_Given task_: Rename every "wind-direction-arrow" in the listing below to "wind-barb", and reproduce all other text unchanged.

_Stored records_:
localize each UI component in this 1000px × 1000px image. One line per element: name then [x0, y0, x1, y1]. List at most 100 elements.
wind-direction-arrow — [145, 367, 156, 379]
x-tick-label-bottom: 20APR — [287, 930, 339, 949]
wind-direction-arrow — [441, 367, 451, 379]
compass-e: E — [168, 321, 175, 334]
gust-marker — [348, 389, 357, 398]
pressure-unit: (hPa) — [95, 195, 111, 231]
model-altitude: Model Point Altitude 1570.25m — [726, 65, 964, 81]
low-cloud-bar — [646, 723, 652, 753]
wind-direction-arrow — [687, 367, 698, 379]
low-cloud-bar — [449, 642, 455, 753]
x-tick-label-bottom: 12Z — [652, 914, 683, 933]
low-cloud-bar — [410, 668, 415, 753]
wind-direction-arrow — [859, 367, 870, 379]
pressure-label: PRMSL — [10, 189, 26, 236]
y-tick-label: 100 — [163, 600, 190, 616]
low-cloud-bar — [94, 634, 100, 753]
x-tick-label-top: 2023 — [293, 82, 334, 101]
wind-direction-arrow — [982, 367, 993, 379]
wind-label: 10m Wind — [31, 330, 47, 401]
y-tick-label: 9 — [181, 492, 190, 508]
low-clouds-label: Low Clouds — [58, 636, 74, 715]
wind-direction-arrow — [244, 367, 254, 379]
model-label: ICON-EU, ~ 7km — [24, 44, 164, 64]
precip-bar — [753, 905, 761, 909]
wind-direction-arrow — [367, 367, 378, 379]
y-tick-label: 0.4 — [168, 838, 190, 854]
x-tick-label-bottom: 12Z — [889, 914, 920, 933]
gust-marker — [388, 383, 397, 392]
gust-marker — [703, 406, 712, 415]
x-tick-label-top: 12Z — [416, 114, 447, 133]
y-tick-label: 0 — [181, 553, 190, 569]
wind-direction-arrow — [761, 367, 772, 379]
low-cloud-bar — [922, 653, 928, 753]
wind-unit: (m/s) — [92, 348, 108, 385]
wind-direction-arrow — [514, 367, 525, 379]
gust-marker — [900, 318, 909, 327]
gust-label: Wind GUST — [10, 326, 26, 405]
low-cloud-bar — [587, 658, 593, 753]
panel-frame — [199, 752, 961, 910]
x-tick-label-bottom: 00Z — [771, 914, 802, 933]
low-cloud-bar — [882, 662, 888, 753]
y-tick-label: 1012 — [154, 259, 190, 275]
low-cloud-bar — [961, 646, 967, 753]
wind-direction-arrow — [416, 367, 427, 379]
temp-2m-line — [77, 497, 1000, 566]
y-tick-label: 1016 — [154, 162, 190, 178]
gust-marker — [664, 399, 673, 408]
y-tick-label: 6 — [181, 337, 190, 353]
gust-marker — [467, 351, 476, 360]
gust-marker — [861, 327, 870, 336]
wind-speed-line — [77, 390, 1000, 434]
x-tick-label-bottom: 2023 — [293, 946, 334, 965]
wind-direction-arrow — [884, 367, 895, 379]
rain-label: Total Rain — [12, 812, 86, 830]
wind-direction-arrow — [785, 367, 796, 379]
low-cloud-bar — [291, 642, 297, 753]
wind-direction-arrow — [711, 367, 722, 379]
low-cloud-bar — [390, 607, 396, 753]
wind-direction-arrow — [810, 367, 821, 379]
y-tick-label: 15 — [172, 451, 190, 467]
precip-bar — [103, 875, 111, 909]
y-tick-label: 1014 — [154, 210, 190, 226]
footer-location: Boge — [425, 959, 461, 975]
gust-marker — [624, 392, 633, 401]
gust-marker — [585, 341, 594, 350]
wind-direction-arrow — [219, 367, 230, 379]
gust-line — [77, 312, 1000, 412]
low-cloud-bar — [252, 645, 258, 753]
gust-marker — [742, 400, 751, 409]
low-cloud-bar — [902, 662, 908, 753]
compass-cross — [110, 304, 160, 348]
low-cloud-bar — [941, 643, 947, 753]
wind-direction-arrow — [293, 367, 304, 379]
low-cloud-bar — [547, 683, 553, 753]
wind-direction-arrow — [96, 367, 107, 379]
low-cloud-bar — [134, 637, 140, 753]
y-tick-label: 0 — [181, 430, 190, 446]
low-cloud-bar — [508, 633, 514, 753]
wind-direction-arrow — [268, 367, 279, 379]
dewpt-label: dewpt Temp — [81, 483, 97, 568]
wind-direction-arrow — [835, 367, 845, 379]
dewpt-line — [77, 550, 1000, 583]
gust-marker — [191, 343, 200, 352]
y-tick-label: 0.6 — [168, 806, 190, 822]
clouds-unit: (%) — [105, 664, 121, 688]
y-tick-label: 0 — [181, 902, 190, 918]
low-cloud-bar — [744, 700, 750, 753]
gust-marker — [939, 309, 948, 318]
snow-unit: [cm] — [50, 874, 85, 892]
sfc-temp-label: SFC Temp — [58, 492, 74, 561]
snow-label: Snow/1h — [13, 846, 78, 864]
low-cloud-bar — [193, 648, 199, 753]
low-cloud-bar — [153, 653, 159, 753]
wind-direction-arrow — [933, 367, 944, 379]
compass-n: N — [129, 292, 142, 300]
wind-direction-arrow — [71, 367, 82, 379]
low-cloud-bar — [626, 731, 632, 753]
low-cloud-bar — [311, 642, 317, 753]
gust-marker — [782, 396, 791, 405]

_The answer_:
localize each UI component in this 1000px × 1000px image. One line per element: name then [x0, y0, x1, y1]. List at most 100 elements.
wind-barb — [145, 367, 156, 379]
x-tick-label-bottom: 20APR — [287, 930, 339, 949]
wind-barb — [441, 367, 451, 379]
compass-e: E — [168, 321, 175, 334]
gust-marker — [348, 389, 357, 398]
pressure-unit: (hPa) — [95, 195, 111, 231]
model-altitude: Model Point Altitude 1570.25m — [726, 65, 964, 81]
low-cloud-bar — [646, 723, 652, 753]
wind-barb — [687, 367, 698, 379]
low-cloud-bar — [449, 642, 455, 753]
x-tick-label-bottom: 12Z — [652, 914, 683, 933]
low-cloud-bar — [410, 668, 415, 753]
wind-barb — [859, 367, 870, 379]
pressure-label: PRMSL — [10, 189, 26, 236]
y-tick-label: 100 — [163, 600, 190, 616]
low-cloud-bar — [94, 634, 100, 753]
x-tick-label-top: 2023 — [293, 82, 334, 101]
wind-barb — [982, 367, 993, 379]
wind-label: 10m Wind — [31, 330, 47, 401]
y-tick-label: 9 — [181, 492, 190, 508]
low-clouds-label: Low Clouds — [58, 636, 74, 715]
wind-barb — [244, 367, 254, 379]
model-label: ICON-EU, ~ 7km — [24, 44, 164, 64]
precip-bar — [753, 905, 761, 909]
wind-barb — [367, 367, 378, 379]
y-tick-label: 0.4 — [168, 838, 190, 854]
x-tick-label-bottom: 12Z — [889, 914, 920, 933]
gust-marker — [388, 383, 397, 392]
gust-marker — [703, 406, 712, 415]
x-tick-label-top: 12Z — [416, 114, 447, 133]
y-tick-label: 0 — [181, 553, 190, 569]
wind-barb — [761, 367, 772, 379]
low-cloud-bar — [922, 653, 928, 753]
wind-unit: (m/s) — [92, 348, 108, 385]
wind-barb — [514, 367, 525, 379]
gust-marker — [900, 318, 909, 327]
gust-label: Wind GUST — [10, 326, 26, 405]
low-cloud-bar — [587, 658, 593, 753]
panel-frame — [199, 752, 961, 910]
x-tick-label-bottom: 00Z — [771, 914, 802, 933]
low-cloud-bar — [882, 662, 888, 753]
y-tick-label: 1012 — [154, 259, 190, 275]
low-cloud-bar — [961, 646, 967, 753]
wind-barb — [416, 367, 427, 379]
temp-2m-line — [77, 497, 1000, 566]
y-tick-label: 1016 — [154, 162, 190, 178]
gust-marker — [664, 399, 673, 408]
y-tick-label: 6 — [181, 337, 190, 353]
gust-marker — [467, 351, 476, 360]
gust-marker — [861, 327, 870, 336]
wind-speed-line — [77, 390, 1000, 434]
x-tick-label-bottom: 2023 — [293, 946, 334, 965]
wind-barb — [884, 367, 895, 379]
rain-label: Total Rain — [12, 812, 86, 830]
wind-barb — [785, 367, 796, 379]
low-cloud-bar — [291, 642, 297, 753]
wind-barb — [711, 367, 722, 379]
low-cloud-bar — [390, 607, 396, 753]
wind-barb — [810, 367, 821, 379]
y-tick-label: 15 — [172, 451, 190, 467]
precip-bar — [103, 875, 111, 909]
y-tick-label: 1014 — [154, 210, 190, 226]
footer-location: Boge — [425, 959, 461, 975]
gust-marker — [624, 392, 633, 401]
gust-marker — [585, 341, 594, 350]
wind-barb — [219, 367, 230, 379]
gust-line — [77, 312, 1000, 412]
low-cloud-bar — [252, 645, 258, 753]
gust-marker — [742, 400, 751, 409]
low-cloud-bar — [902, 662, 908, 753]
compass-cross — [110, 304, 160, 348]
low-cloud-bar — [941, 643, 947, 753]
wind-barb — [293, 367, 304, 379]
low-cloud-bar — [547, 683, 553, 753]
wind-barb — [96, 367, 107, 379]
low-cloud-bar — [134, 637, 140, 753]
y-tick-label: 0 — [181, 430, 190, 446]
low-cloud-bar — [508, 633, 514, 753]
wind-barb — [268, 367, 279, 379]
dewpt-label: dewpt Temp — [81, 483, 97, 568]
wind-barb — [835, 367, 845, 379]
dewpt-line — [77, 550, 1000, 583]
gust-marker — [191, 343, 200, 352]
y-tick-label: 0.6 — [168, 806, 190, 822]
clouds-unit: (%) — [105, 664, 121, 688]
y-tick-label: 0 — [181, 902, 190, 918]
low-cloud-bar — [744, 700, 750, 753]
gust-marker — [939, 309, 948, 318]
snow-unit: [cm] — [50, 874, 85, 892]
sfc-temp-label: SFC Temp — [58, 492, 74, 561]
snow-label: Snow/1h — [13, 846, 78, 864]
low-cloud-bar — [193, 648, 199, 753]
low-cloud-bar — [153, 653, 159, 753]
wind-barb — [933, 367, 944, 379]
compass-n: N — [129, 292, 142, 300]
wind-barb — [71, 367, 82, 379]
low-cloud-bar — [626, 731, 632, 753]
low-cloud-bar — [311, 642, 317, 753]
gust-marker — [782, 396, 791, 405]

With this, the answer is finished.